● **Exercise details**
Please change each "Days post-exposure" in the listing below to "Days after exposure" and leave every other line and character as it is.

- - -

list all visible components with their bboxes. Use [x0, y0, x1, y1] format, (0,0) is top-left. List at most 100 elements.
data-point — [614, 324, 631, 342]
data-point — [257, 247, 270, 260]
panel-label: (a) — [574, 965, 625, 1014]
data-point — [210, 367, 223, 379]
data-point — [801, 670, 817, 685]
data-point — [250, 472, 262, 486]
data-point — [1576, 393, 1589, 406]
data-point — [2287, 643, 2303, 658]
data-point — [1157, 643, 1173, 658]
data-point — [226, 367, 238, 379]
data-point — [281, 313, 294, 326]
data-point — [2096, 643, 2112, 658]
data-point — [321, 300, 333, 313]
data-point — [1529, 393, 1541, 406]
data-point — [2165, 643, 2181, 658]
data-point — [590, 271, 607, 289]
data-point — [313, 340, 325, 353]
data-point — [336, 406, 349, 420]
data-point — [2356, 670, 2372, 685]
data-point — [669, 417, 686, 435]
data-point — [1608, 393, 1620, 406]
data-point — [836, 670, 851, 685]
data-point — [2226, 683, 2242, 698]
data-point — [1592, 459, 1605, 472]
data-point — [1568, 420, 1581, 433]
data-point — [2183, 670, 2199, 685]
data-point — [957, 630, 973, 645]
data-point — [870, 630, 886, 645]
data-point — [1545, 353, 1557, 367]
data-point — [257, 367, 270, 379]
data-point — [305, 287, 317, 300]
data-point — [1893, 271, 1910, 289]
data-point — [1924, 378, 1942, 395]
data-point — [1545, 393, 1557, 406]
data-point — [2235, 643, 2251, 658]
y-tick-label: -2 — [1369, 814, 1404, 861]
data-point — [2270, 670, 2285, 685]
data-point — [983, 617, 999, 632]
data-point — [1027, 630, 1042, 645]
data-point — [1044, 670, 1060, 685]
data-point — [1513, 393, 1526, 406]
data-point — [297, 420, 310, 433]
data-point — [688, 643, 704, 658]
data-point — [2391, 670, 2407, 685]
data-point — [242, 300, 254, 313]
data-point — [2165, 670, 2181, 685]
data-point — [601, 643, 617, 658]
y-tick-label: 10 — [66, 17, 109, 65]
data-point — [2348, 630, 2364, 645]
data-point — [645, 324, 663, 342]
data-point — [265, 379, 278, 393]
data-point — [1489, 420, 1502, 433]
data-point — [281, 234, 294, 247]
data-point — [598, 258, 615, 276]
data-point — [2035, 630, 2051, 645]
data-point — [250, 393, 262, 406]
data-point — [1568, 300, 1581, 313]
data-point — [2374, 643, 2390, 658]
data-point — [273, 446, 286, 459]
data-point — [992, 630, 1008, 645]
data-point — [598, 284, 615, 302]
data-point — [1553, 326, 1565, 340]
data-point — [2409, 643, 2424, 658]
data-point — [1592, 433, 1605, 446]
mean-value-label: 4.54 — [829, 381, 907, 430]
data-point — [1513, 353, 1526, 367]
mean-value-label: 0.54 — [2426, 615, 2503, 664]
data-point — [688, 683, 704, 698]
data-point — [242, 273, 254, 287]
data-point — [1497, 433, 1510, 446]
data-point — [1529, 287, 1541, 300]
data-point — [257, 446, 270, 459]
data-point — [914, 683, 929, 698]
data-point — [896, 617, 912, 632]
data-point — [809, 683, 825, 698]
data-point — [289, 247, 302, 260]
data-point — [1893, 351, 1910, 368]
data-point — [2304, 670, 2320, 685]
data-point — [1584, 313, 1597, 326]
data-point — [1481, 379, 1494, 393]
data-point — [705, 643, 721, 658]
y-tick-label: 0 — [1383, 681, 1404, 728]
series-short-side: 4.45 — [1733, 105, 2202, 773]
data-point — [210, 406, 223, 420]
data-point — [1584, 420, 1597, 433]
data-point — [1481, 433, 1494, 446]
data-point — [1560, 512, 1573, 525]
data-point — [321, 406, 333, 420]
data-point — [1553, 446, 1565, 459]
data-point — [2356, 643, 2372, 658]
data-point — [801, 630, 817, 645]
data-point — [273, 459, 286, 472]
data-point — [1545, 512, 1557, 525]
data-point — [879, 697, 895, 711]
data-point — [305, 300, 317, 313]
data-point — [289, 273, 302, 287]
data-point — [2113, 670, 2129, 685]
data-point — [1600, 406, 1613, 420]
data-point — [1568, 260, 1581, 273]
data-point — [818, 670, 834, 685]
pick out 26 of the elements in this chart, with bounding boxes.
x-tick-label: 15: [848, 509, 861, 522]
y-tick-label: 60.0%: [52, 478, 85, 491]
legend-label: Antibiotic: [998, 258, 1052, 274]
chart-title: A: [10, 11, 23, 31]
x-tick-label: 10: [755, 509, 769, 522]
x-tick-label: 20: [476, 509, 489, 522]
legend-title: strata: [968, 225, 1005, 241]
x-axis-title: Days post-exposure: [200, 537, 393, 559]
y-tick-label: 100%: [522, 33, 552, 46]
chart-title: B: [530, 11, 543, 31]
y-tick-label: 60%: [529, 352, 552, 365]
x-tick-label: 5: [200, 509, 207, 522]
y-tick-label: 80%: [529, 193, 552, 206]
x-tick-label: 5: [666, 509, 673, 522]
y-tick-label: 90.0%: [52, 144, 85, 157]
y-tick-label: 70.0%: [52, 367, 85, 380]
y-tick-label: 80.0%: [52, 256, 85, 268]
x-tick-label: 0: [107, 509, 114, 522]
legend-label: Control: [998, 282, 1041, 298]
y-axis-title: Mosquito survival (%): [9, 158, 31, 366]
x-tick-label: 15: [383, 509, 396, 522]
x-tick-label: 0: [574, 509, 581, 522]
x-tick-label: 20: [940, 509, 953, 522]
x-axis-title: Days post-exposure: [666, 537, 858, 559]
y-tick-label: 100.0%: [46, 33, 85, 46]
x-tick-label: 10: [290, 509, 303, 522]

- - -

● **Output for this task**
list all visible components with their bboxes. Use [x0, y0, x1, y1] format, (0,0) is top-left. List at most 100 elements.
data-point — [614, 324, 631, 342]
data-point — [257, 247, 270, 260]
panel-label: (a) — [574, 965, 625, 1014]
data-point — [210, 367, 223, 379]
data-point — [801, 670, 817, 685]
data-point — [250, 472, 262, 486]
data-point — [1576, 393, 1589, 406]
data-point — [2287, 643, 2303, 658]
data-point — [1157, 643, 1173, 658]
data-point — [226, 367, 238, 379]
data-point — [281, 313, 294, 326]
data-point — [2096, 643, 2112, 658]
data-point — [321, 300, 333, 313]
data-point — [1529, 393, 1541, 406]
data-point — [2165, 643, 2181, 658]
data-point — [590, 271, 607, 289]
data-point — [313, 340, 325, 353]
data-point — [336, 406, 349, 420]
data-point — [2356, 670, 2372, 685]
data-point — [669, 417, 686, 435]
data-point — [1608, 393, 1620, 406]
data-point — [836, 670, 851, 685]
data-point — [2226, 683, 2242, 698]
data-point — [1592, 459, 1605, 472]
data-point — [1568, 420, 1581, 433]
data-point — [2183, 670, 2199, 685]
data-point — [957, 630, 973, 645]
data-point — [870, 630, 886, 645]
data-point — [1545, 353, 1557, 367]
data-point — [257, 367, 270, 379]
data-point — [305, 287, 317, 300]
data-point — [1893, 271, 1910, 289]
data-point — [1924, 378, 1942, 395]
data-point — [1545, 393, 1557, 406]
data-point — [2235, 643, 2251, 658]
y-tick-label: -2 — [1369, 814, 1404, 861]
data-point — [2270, 670, 2285, 685]
data-point — [983, 617, 999, 632]
data-point — [1027, 630, 1042, 645]
data-point — [1044, 670, 1060, 685]
data-point — [1513, 393, 1526, 406]
data-point — [297, 420, 310, 433]
data-point — [688, 643, 704, 658]
data-point — [2391, 670, 2407, 685]
data-point — [242, 300, 254, 313]
data-point — [2165, 670, 2181, 685]
data-point — [601, 643, 617, 658]
y-tick-label: 10 — [66, 17, 109, 65]
data-point — [2348, 630, 2364, 645]
data-point — [645, 324, 663, 342]
data-point — [265, 379, 278, 393]
data-point — [1489, 420, 1502, 433]
data-point — [281, 234, 294, 247]
data-point — [598, 258, 615, 276]
data-point — [2035, 630, 2051, 645]
data-point — [250, 393, 262, 406]
data-point — [1568, 300, 1581, 313]
data-point — [2374, 643, 2390, 658]
data-point — [273, 446, 286, 459]
data-point — [992, 630, 1008, 645]
data-point — [598, 284, 615, 302]
data-point — [1553, 326, 1565, 340]
data-point — [2409, 643, 2424, 658]
data-point — [1592, 433, 1605, 446]
mean-value-label: 4.54 — [829, 381, 907, 430]
data-point — [1513, 353, 1526, 367]
mean-value-label: 0.54 — [2426, 615, 2503, 664]
data-point — [688, 683, 704, 698]
data-point — [242, 273, 254, 287]
data-point — [1497, 433, 1510, 446]
data-point — [1529, 287, 1541, 300]
data-point — [257, 446, 270, 459]
data-point — [914, 683, 929, 698]
data-point — [896, 617, 912, 632]
data-point — [809, 683, 825, 698]
data-point — [289, 247, 302, 260]
data-point — [1893, 351, 1910, 368]
data-point — [2304, 670, 2320, 685]
data-point — [1584, 313, 1597, 326]
data-point — [1481, 379, 1494, 393]
data-point — [705, 643, 721, 658]
y-tick-label: 0 — [1383, 681, 1404, 728]
series-short-side: 4.45 — [1733, 105, 2202, 773]
data-point — [210, 406, 223, 420]
data-point — [1584, 420, 1597, 433]
data-point — [1481, 433, 1494, 446]
data-point — [1560, 512, 1573, 525]
data-point — [321, 406, 333, 420]
data-point — [1553, 446, 1565, 459]
data-point — [2356, 643, 2372, 658]
data-point — [801, 630, 817, 645]
data-point — [273, 459, 286, 472]
data-point — [1545, 512, 1557, 525]
data-point — [879, 697, 895, 711]
data-point — [305, 300, 317, 313]
data-point — [289, 273, 302, 287]
data-point — [2113, 670, 2129, 685]
data-point — [1600, 406, 1613, 420]
data-point — [1568, 260, 1581, 273]
data-point — [818, 670, 834, 685]
pick out 26 of the elements in this chart, with bounding boxes.
x-tick-label: 15: [848, 509, 861, 522]
y-tick-label: 60.0%: [52, 478, 85, 491]
legend-label: Antibiotic: [998, 258, 1052, 274]
chart-title: A: [10, 11, 23, 31]
x-tick-label: 10: [755, 509, 769, 522]
x-tick-label: 20: [476, 509, 489, 522]
legend-title: strata: [968, 225, 1005, 241]
x-axis-title: Days after exposure: [200, 537, 393, 559]
y-tick-label: 100%: [522, 33, 552, 46]
chart-title: B: [530, 11, 543, 31]
y-tick-label: 60%: [529, 352, 552, 365]
x-tick-label: 5: [200, 509, 207, 522]
y-tick-label: 80%: [529, 193, 552, 206]
x-tick-label: 5: [666, 509, 673, 522]
y-tick-label: 90.0%: [52, 144, 85, 157]
y-tick-label: 70.0%: [52, 367, 85, 380]
y-tick-label: 80.0%: [52, 256, 85, 268]
x-tick-label: 0: [107, 509, 114, 522]
legend-label: Control: [998, 282, 1041, 298]
y-axis-title: Mosquito survival (%): [9, 158, 31, 366]
x-tick-label: 15: [383, 509, 396, 522]
x-tick-label: 0: [574, 509, 581, 522]
x-tick-label: 20: [940, 509, 953, 522]
x-axis-title: Days after exposure: [666, 537, 858, 559]
y-tick-label: 100.0%: [46, 33, 85, 46]
x-tick-label: 10: [290, 509, 303, 522]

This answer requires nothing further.